REQUIREMENTS> Wherever "jest" appears in a line, copy that line.

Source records
┌────────
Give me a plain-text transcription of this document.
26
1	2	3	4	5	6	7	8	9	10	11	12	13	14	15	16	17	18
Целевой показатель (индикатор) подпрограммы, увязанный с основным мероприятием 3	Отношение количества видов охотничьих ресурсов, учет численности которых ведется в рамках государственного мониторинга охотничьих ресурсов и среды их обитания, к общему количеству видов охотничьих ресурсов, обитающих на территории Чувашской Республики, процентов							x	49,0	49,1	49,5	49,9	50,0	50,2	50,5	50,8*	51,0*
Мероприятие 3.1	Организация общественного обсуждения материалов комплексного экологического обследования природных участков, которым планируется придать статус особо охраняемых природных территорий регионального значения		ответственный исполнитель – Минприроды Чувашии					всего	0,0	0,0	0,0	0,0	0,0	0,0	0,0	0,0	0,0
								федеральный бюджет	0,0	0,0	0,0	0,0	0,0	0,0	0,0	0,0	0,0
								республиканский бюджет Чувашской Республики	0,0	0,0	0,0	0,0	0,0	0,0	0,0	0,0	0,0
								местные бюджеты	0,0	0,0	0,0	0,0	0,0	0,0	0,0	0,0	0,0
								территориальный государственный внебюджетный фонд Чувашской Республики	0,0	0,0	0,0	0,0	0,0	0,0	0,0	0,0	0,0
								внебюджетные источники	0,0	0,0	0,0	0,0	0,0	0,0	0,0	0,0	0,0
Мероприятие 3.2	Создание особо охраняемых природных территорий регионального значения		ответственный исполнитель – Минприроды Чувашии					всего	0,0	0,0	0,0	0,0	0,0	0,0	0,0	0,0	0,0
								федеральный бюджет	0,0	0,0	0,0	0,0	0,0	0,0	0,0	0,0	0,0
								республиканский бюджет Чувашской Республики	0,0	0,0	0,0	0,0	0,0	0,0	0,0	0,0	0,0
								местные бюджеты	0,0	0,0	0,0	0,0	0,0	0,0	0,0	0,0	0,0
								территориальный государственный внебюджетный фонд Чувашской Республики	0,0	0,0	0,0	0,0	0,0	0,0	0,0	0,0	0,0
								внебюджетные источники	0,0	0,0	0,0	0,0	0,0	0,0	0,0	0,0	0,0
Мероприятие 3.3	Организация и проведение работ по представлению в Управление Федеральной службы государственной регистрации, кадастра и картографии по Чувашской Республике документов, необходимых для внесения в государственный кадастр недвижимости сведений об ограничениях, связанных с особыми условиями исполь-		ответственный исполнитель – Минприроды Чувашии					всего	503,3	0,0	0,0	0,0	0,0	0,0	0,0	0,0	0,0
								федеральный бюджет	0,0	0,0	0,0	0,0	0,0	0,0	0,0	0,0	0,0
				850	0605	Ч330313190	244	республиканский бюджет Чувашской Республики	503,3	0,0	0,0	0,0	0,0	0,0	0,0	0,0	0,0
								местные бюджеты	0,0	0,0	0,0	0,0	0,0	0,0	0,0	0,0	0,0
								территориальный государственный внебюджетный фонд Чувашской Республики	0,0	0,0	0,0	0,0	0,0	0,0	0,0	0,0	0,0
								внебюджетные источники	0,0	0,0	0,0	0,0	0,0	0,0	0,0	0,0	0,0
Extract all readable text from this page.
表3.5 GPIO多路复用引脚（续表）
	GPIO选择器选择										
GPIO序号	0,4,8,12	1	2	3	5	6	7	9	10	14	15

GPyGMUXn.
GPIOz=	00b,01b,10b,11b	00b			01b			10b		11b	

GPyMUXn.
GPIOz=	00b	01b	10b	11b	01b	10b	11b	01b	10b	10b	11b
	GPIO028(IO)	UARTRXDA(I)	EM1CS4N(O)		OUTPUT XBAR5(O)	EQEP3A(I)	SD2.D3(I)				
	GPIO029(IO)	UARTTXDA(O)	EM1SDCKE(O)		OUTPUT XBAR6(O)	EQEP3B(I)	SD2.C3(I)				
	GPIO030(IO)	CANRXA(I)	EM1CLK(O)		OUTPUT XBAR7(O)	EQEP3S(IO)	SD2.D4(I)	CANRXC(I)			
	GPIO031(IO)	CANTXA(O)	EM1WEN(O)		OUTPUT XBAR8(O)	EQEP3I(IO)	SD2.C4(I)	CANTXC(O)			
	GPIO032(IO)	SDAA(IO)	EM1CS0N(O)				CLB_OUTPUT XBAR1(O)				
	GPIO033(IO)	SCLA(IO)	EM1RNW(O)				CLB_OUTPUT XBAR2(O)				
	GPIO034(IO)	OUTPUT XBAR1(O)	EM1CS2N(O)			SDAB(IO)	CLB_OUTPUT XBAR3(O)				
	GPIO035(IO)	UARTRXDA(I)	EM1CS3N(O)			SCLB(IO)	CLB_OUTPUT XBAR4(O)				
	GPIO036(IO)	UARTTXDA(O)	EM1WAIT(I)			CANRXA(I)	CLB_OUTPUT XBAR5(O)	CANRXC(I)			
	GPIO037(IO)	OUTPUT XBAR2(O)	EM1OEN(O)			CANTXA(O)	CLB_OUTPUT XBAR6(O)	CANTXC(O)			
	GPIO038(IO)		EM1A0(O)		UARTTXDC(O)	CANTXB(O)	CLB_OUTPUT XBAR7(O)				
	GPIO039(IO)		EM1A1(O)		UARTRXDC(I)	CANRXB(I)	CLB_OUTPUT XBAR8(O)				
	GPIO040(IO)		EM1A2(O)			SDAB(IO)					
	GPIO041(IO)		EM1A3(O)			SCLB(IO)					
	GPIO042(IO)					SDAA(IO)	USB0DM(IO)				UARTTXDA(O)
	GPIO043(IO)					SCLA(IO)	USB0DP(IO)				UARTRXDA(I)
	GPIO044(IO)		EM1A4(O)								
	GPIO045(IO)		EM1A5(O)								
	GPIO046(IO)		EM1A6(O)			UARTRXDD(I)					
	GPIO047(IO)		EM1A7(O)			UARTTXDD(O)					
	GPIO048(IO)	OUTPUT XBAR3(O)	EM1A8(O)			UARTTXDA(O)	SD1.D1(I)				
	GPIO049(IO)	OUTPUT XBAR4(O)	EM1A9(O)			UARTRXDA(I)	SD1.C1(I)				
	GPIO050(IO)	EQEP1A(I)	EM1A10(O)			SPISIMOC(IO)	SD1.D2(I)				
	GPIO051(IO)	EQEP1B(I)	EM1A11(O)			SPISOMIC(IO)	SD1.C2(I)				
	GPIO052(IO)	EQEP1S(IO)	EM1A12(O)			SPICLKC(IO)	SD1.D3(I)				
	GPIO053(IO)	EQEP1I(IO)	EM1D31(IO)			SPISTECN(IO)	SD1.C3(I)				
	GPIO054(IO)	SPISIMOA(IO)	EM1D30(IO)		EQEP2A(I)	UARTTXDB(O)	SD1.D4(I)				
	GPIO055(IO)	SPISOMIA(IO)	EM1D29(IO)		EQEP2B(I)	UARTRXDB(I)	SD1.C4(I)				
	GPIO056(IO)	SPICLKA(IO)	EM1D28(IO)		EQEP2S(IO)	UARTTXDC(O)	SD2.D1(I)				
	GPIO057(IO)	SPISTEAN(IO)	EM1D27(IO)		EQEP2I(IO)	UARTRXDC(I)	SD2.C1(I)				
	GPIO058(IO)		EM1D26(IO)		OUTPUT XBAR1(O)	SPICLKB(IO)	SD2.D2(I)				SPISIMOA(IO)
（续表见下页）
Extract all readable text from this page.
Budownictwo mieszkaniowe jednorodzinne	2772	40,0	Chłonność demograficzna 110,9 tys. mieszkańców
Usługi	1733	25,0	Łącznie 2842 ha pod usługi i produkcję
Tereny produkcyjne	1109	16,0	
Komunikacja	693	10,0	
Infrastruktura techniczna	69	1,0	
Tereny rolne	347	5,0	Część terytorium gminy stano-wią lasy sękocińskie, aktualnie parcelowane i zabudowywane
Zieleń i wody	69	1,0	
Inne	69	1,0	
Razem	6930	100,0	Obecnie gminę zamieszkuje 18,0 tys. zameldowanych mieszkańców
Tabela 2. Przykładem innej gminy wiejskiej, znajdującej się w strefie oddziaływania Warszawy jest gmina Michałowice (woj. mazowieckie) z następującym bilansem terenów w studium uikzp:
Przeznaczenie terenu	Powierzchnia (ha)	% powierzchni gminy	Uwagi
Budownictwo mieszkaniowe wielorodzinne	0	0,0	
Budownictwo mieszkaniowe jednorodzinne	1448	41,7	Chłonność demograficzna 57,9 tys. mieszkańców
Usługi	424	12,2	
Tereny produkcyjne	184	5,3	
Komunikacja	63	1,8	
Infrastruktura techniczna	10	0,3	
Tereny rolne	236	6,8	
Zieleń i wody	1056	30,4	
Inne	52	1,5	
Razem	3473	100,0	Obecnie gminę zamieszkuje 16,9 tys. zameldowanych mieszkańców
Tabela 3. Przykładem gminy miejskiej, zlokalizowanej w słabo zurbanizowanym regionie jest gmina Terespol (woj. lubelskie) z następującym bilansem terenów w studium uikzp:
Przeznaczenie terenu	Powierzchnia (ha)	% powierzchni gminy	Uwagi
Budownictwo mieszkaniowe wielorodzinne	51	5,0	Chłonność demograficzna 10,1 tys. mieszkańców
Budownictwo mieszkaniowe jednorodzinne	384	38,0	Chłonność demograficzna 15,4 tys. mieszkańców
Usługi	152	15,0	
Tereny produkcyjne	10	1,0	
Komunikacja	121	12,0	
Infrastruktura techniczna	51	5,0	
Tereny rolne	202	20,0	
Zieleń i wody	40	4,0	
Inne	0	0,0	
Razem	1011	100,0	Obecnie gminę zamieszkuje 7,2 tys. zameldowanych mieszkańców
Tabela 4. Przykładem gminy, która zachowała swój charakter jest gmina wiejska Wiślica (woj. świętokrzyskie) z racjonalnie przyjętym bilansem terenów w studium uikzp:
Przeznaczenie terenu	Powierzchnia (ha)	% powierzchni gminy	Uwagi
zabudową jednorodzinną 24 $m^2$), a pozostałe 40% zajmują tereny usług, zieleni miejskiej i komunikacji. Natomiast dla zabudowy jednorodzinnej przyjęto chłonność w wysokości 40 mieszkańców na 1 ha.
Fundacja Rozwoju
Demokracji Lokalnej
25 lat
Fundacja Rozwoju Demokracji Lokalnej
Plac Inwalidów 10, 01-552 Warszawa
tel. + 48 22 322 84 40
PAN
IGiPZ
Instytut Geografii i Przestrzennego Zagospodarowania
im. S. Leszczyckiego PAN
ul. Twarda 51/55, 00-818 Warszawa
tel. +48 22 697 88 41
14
└────────
ANSWER>
Tabela 2. Przykładem innej gminy wiejskiej, znajdującej się w strefie oddziaływania Warszawy jest gmina Michałowice (woj. mazowieckie) z następującym bilansem terenów w studium uikzp:
Tabela 3. Przykładem gminy miejskiej, zlokalizowanej w słabo zurbanizowanym regionie jest gmina Terespol (woj. lubelskie) z następującym bilansem terenów w studium uikzp:
Tabela 4. Przykładem gminy, która zachowała swój charakter jest gmina wiejska Wiślica (woj. świętokrzyskie) z racjonalnie przyjętym bilansem terenów w studium uikzp:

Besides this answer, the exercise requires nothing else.